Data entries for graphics
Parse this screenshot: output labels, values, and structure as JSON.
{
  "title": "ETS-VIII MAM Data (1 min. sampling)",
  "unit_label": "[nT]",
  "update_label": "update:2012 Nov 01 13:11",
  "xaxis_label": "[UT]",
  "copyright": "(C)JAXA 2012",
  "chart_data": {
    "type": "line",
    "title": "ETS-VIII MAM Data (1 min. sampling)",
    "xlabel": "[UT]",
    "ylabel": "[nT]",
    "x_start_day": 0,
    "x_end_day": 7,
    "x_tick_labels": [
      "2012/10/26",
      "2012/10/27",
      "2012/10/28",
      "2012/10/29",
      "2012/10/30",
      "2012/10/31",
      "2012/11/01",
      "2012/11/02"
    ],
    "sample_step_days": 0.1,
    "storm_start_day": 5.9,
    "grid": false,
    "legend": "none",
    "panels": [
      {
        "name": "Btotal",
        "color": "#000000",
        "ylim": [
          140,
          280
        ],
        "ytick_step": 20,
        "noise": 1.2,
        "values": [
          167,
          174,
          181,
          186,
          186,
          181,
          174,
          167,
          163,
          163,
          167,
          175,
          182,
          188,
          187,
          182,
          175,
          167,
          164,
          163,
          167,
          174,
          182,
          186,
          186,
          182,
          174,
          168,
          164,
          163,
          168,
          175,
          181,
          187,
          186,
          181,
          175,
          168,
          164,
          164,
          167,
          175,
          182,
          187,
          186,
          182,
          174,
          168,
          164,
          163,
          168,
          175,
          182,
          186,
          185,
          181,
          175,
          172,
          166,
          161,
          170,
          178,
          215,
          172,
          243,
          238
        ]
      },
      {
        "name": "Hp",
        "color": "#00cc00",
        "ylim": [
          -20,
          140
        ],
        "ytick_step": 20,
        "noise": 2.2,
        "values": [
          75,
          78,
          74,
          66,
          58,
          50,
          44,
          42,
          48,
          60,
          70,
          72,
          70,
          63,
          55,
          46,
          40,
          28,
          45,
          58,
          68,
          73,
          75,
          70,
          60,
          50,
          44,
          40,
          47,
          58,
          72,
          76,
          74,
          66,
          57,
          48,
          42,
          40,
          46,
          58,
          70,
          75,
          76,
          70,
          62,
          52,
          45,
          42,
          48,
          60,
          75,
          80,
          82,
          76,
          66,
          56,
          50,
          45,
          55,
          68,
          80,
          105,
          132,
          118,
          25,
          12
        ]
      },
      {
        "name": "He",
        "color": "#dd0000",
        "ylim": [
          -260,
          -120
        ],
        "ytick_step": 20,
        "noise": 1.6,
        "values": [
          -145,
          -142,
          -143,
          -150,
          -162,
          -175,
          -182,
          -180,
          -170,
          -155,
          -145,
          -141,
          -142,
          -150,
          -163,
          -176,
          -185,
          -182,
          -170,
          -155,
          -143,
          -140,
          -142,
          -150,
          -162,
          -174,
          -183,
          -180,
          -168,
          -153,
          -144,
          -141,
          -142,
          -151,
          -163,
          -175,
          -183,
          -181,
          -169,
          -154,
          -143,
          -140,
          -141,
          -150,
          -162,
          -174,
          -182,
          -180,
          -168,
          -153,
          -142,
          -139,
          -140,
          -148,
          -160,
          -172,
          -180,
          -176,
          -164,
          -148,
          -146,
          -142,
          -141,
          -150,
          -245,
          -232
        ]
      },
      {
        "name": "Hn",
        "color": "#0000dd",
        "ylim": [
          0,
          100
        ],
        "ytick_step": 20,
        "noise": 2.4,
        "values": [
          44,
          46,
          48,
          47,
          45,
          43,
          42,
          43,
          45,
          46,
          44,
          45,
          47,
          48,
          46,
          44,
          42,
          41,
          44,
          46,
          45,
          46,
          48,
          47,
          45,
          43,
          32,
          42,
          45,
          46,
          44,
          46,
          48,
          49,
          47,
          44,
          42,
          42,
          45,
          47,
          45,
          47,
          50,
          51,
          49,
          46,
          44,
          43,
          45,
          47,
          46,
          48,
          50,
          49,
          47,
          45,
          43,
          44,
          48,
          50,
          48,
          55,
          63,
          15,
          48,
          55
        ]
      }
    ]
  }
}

= PROBLEM REQUIREMENTS =
Copy out every line where the word "color" occurs.

= TASK OUTPUT =
        "color": "#000000",
        "color": "#00cc00",
        "color": "#dd0000",
        "color": "#0000dd",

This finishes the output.